__Aim of the exercise__: Pictures should be excluded; otherwise, copy every entry exactly.

__Dataset__:
----

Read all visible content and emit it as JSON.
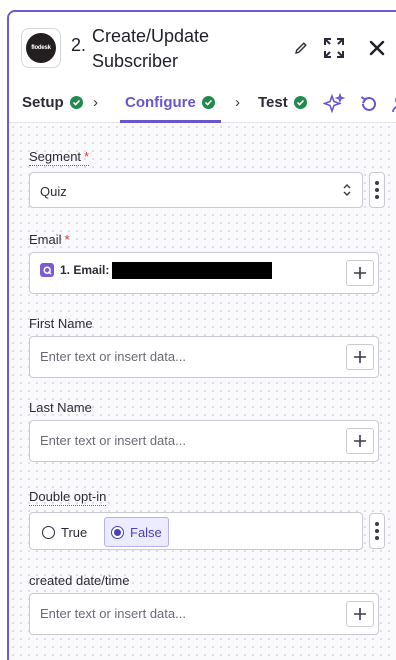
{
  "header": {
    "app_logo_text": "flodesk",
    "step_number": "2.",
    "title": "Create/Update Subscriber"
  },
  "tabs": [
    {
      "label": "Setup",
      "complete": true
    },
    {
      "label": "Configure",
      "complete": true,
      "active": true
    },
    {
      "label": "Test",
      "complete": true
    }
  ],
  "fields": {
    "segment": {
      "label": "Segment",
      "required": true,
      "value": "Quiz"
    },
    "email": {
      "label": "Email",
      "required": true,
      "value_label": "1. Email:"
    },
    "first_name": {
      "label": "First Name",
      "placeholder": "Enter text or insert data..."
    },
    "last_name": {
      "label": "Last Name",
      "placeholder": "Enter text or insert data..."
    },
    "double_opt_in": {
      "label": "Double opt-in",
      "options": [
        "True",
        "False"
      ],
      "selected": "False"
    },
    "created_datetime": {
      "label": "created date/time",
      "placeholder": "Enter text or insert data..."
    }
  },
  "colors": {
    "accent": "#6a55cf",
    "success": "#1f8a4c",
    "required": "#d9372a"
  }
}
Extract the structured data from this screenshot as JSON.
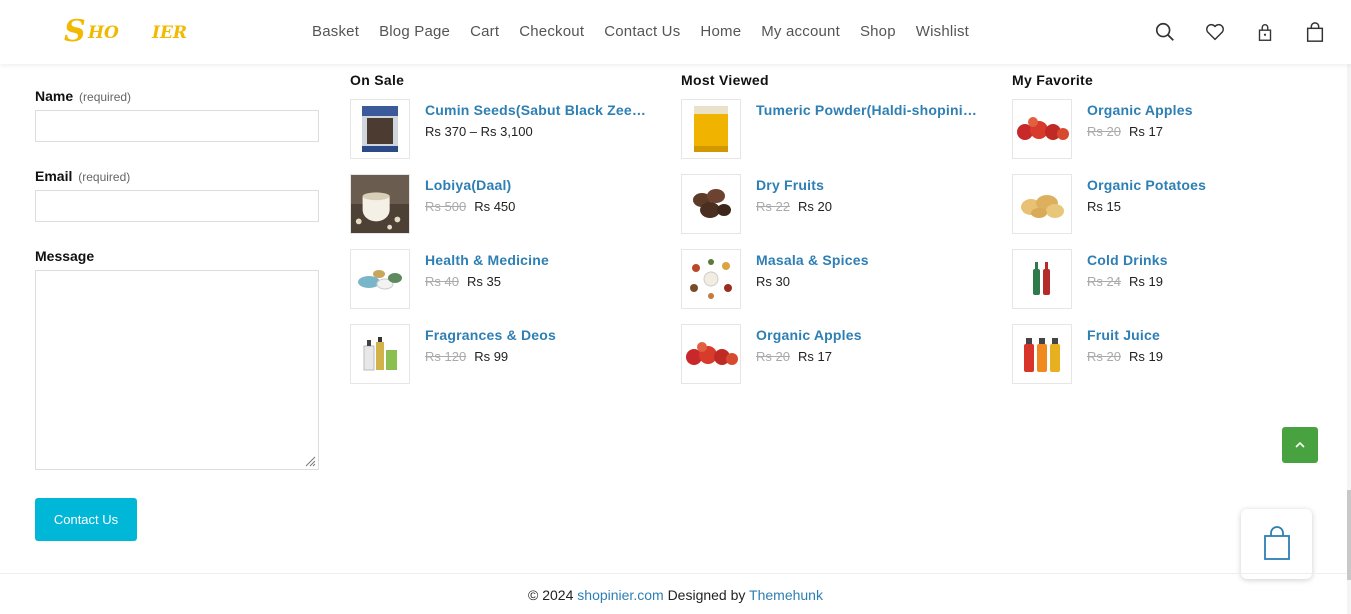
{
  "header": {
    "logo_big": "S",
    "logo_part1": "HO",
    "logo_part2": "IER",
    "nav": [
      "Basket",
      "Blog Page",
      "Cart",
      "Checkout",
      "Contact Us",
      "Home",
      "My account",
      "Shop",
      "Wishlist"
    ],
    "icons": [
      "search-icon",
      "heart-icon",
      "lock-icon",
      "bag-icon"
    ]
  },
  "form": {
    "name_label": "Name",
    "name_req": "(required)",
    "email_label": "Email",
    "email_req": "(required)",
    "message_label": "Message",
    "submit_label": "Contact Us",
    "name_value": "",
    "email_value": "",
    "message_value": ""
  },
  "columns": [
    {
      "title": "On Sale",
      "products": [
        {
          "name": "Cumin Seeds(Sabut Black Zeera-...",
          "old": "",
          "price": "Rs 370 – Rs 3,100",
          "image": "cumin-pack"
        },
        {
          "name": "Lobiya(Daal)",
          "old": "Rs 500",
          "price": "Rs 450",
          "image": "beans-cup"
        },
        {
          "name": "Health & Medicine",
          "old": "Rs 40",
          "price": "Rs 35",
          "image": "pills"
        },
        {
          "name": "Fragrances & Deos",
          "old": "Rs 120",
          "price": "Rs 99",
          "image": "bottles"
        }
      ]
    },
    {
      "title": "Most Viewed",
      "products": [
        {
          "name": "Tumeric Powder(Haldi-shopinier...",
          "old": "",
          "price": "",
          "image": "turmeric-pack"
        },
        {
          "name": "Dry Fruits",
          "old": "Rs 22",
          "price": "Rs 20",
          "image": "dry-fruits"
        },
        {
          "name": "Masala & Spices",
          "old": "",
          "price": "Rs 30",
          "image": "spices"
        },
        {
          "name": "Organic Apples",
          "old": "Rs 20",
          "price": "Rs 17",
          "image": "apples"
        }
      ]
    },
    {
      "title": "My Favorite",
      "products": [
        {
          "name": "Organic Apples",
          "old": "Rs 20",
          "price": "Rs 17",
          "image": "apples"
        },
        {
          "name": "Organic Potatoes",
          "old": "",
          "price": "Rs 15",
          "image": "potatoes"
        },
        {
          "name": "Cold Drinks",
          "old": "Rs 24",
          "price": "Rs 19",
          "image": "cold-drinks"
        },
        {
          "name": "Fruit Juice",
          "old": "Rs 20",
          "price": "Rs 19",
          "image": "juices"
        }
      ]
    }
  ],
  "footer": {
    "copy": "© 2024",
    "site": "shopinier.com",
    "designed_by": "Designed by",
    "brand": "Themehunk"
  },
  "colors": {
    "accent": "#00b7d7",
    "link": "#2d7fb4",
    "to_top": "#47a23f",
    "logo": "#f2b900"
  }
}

----

__Solved exercise__:
Read all visible content and emit it as JSON.
{
  "header": {
    "app_logo_text": "flodesk",
    "step_number": "2.",
    "title": "Create/Update Subscriber"
  },
  "tabs": [
    {
      "label": "Setup",
      "complete": true
    },
    {
      "label": "Configure",
      "complete": true,
      "active": true
    },
    {
      "label": "Test",
      "complete": true
    }
  ],
  "fields": {
    "segment": {
      "label": "Segment",
      "required": true,
      "value": "Quiz"
    },
    "email": {
      "label": "Email",
      "required": true,
      "value_label": "1. Email:"
    },
    "first_name": {
      "label": "First Name",
      "placeholder": "Enter text or insert data..."
    },
    "last_name": {
      "label": "Last Name",
      "placeholder": "Enter text or insert data..."
    },
    "double_opt_in": {
      "label": "Double opt-in",
      "options": [
        "True",
        "False"
      ],
      "selected": "False"
    },
    "created_datetime": {
      "label": "created date/time",
      "placeholder": "Enter text or insert data..."
    }
  },
  "colors": {
    "accent": "#6a55cf",
    "success": "#1f8a4c",
    "required": "#d9372a"
  }
}
Extract the structured data from this screenshot as JSON.
{
  "header": {
    "logo_big": "S",
    "logo_part1": "HO",
    "logo_part2": "IER",
    "nav": [
      "Basket",
      "Blog Page",
      "Cart",
      "Checkout",
      "Contact Us",
      "Home",
      "My account",
      "Shop",
      "Wishlist"
    ],
    "icons": [
      "search-icon",
      "heart-icon",
      "lock-icon",
      "bag-icon"
    ]
  },
  "form": {
    "name_label": "Name",
    "name_req": "(required)",
    "email_label": "Email",
    "email_req": "(required)",
    "message_label": "Message",
    "submit_label": "Contact Us",
    "name_value": "",
    "email_value": "",
    "message_value": ""
  },
  "columns": [
    {
      "title": "On Sale",
      "products": [
        {
          "name": "Cumin Seeds(Sabut Black Zeera-...",
          "old": "",
          "price": "Rs 370 – Rs 3,100",
          "image": "cumin-pack"
        },
        {
          "name": "Lobiya(Daal)",
          "old": "Rs 500",
          "price": "Rs 450",
          "image": "beans-cup"
        },
        {
          "name": "Health & Medicine",
          "old": "Rs 40",
          "price": "Rs 35",
          "image": "pills"
        },
        {
          "name": "Fragrances & Deos",
          "old": "Rs 120",
          "price": "Rs 99",
          "image": "bottles"
        }
      ]
    },
    {
      "title": "Most Viewed",
      "products": [
        {
          "name": "Tumeric Powder(Haldi-shopinier...",
          "old": "",
          "price": "",
          "image": "turmeric-pack"
        },
        {
          "name": "Dry Fruits",
          "old": "Rs 22",
          "price": "Rs 20",
          "image": "dry-fruits"
        },
        {
          "name": "Masala & Spices",
          "old": "",
          "price": "Rs 30",
          "image": "spices"
        },
        {
          "name": "Organic Apples",
          "old": "Rs 20",
          "price": "Rs 17",
          "image": "apples"
        }
      ]
    },
    {
      "title": "My Favorite",
      "products": [
        {
          "name": "Organic Apples",
          "old": "Rs 20",
          "price": "Rs 17",
          "image": "apples"
        },
        {
          "name": "Organic Potatoes",
          "old": "",
          "price": "Rs 15",
          "image": "potatoes"
        },
        {
          "name": "Cold Drinks",
          "old": "Rs 24",
          "price": "Rs 19",
          "image": "cold-drinks"
        },
        {
          "name": "Fruit Juice",
          "old": "Rs 20",
          "price": "Rs 19",
          "image": "juices"
        }
      ]
    }
  ],
  "footer": {
    "copy": "© 2024",
    "site": "shopinier.com",
    "designed_by": "Designed by",
    "brand": "Themehunk"
  },
  "colors": {
    "accent": "#00b7d7",
    "link": "#2d7fb4",
    "to_top": "#47a23f",
    "logo": "#f2b900"
  }
}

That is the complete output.